Please write out exactly the lines that begin at the line containing "Read this page and output its text content." and run to the end of the records.

§ Records:
* Start *
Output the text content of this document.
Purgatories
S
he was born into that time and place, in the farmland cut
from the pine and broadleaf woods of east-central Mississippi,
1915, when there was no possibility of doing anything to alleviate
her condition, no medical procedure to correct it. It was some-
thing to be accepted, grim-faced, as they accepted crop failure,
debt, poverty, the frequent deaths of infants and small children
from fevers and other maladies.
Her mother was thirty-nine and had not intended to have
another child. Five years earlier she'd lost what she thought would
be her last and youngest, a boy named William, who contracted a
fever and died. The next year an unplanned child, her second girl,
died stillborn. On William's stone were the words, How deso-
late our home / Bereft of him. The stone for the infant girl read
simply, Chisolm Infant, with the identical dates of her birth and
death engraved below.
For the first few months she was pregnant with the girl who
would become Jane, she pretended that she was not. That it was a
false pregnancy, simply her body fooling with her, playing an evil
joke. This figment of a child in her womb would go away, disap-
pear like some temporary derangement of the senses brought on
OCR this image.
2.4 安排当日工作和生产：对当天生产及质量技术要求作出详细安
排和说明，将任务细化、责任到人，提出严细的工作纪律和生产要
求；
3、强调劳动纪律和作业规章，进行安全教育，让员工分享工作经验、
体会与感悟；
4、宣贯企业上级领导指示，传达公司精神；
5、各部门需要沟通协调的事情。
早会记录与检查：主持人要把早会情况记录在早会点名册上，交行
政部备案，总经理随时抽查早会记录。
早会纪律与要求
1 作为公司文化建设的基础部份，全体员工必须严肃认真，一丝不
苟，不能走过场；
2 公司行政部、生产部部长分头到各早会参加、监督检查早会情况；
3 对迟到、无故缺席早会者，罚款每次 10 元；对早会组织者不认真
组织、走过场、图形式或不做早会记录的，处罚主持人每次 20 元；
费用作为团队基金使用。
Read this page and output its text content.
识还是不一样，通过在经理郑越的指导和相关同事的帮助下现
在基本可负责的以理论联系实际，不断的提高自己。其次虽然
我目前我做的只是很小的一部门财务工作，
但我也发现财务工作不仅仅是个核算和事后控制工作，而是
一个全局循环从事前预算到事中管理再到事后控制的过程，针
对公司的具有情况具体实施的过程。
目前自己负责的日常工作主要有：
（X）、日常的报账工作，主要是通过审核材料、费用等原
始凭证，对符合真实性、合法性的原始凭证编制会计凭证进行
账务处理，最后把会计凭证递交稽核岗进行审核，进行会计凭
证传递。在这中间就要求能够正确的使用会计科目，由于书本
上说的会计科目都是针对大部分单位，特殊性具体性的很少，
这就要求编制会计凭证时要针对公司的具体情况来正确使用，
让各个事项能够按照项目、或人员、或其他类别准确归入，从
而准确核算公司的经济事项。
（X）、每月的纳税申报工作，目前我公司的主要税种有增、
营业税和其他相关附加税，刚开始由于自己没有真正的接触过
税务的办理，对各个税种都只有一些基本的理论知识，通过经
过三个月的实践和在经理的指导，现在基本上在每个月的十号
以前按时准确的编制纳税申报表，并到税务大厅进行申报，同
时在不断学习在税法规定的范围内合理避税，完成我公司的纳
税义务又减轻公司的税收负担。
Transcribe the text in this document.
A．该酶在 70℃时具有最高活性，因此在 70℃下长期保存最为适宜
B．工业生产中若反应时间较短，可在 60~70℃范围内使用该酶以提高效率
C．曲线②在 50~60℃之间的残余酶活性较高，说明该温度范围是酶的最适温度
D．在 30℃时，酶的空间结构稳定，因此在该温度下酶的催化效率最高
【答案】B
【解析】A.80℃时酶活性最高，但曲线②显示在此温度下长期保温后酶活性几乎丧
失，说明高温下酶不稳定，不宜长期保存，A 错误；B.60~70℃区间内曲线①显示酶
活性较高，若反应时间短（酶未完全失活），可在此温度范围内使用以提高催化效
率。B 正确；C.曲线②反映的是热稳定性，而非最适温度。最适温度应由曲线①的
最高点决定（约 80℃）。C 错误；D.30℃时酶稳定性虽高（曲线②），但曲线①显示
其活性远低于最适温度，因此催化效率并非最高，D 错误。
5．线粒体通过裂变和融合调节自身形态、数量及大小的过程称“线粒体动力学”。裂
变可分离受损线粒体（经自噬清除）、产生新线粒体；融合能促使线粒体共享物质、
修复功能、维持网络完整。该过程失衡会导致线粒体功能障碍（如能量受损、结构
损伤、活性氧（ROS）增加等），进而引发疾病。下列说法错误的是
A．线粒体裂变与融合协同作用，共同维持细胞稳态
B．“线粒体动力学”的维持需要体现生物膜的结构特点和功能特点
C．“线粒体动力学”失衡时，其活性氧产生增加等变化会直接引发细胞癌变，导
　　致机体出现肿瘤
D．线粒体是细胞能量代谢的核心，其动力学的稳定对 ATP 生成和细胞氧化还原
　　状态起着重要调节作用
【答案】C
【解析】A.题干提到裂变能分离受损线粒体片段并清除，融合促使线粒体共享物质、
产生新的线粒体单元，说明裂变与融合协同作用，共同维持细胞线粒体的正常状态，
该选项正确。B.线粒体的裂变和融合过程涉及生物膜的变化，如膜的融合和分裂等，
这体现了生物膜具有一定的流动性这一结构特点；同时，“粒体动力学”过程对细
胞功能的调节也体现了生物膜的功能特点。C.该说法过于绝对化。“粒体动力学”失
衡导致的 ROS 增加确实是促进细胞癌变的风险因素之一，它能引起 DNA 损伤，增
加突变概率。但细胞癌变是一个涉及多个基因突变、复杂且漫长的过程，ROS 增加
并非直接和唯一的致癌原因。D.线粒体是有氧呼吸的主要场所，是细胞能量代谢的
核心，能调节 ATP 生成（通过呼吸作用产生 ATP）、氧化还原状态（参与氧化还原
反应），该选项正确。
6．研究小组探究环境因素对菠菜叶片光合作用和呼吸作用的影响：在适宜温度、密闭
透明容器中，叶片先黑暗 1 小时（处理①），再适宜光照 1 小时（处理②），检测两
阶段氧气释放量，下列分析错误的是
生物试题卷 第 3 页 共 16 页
* End *
§ Task result:
Read this page and output its text content.
识还是不一样，通过在经理郑越的指导和相关同事的帮助下现
在基本可负责的以理论联系实际，不断的提高自己。其次虽然
我目前我做的只是很小的一部门财务工作，
但我也发现财务工作不仅仅是个核算和事后控制工作，而是
一个全局循环从事前预算到事中管理再到事后控制的过程，针
对公司的具有情况具体实施的过程。
目前自己负责的日常工作主要有：
（X）、日常的报账工作，主要是通过审核材料、费用等原
始凭证，对符合真实性、合法性的原始凭证编制会计凭证进行
账务处理，最后把会计凭证递交稽核岗进行审核，进行会计凭
证传递。在这中间就要求能够正确的使用会计科目，由于书本
上说的会计科目都是针对大部分单位，特殊性具体性的很少，
这就要求编制会计凭证时要针对公司的具体情况来正确使用，
让各个事项能够按照项目、或人员、或其他类别准确归入，从
而准确核算公司的经济事项。
（X）、每月的纳税申报工作，目前我公司的主要税种有增、
营业税和其他相关附加税，刚开始由于自己没有真正的接触过
税务的办理，对各个税种都只有一些基本的理论知识，通过经
过三个月的实践和在经理的指导，现在基本上在每个月的十号
以前按时准确的编制纳税申报表，并到税务大厅进行申报，同
时在不断学习在税法规定的范围内合理避税，完成我公司的纳
税义务又减轻公司的税收负担。
Transcribe the text in this document.
A．该酶在 70℃时具有最高活性，因此在 70℃下长期保存最为适宜
B．工业生产中若反应时间较短，可在 60~70℃范围内使用该酶以提高效率
C．曲线②在 50~60℃之间的残余酶活性较高，说明该温度范围是酶的最适温度
D．在 30℃时，酶的空间结构稳定，因此在该温度下酶的催化效率最高
【答案】B
【解析】A.80℃时酶活性最高，但曲线②显示在此温度下长期保温后酶活性几乎丧
失，说明高温下酶不稳定，不宜长期保存，A 错误；B.60~70℃区间内曲线①显示酶
活性较高，若反应时间短（酶未完全失活），可在此温度范围内使用以提高催化效
率。B 正确；C.曲线②反映的是热稳定性，而非最适温度。最适温度应由曲线①的
最高点决定（约 80℃）。C 错误；D.30℃时酶稳定性虽高（曲线②），但曲线①显示
其活性远低于最适温度，因此催化效率并非最高，D 错误。
5．线粒体通过裂变和融合调节自身形态、数量及大小的过程称“线粒体动力学”。裂
变可分离受损线粒体（经自噬清除）、产生新线粒体；融合能促使线粒体共享物质、
修复功能、维持网络完整。该过程失衡会导致线粒体功能障碍（如能量受损、结构
损伤、活性氧（ROS）增加等），进而引发疾病。下列说法错误的是
A．线粒体裂变与融合协同作用，共同维持细胞稳态
B．“线粒体动力学”的维持需要体现生物膜的结构特点和功能特点
C．“线粒体动力学”失衡时，其活性氧产生增加等变化会直接引发细胞癌变，导
　　致机体出现肿瘤
D．线粒体是细胞能量代谢的核心，其动力学的稳定对 ATP 生成和细胞氧化还原
　　状态起着重要调节作用
【答案】C
【解析】A.题干提到裂变能分离受损线粒体片段并清除，融合促使线粒体共享物质、
产生新的线粒体单元，说明裂变与融合协同作用，共同维持细胞线粒体的正常状态，
该选项正确。B.线粒体的裂变和融合过程涉及生物膜的变化，如膜的融合和分裂等，
这体现了生物膜具有一定的流动性这一结构特点；同时，“粒体动力学”过程对细
胞功能的调节也体现了生物膜的功能特点。C.该说法过于绝对化。“粒体动力学”失
衡导致的 ROS 增加确实是促进细胞癌变的风险因素之一，它能引起 DNA 损伤，增
加突变概率。但细胞癌变是一个涉及多个基因突变、复杂且漫长的过程，ROS 增加
并非直接和唯一的致癌原因。D.线粒体是有氧呼吸的主要场所，是细胞能量代谢的
核心，能调节 ATP 生成（通过呼吸作用产生 ATP）、氧化还原状态（参与氧化还原
反应），该选项正确。
6．研究小组探究环境因素对菠菜叶片光合作用和呼吸作用的影响：在适宜温度、密闭
透明容器中，叶片先黑暗 1 小时（处理①），再适宜光照 1 小时（处理②），检测两
阶段氧气释放量，下列分析错误的是
生物试题卷 第 3 页 共 16 页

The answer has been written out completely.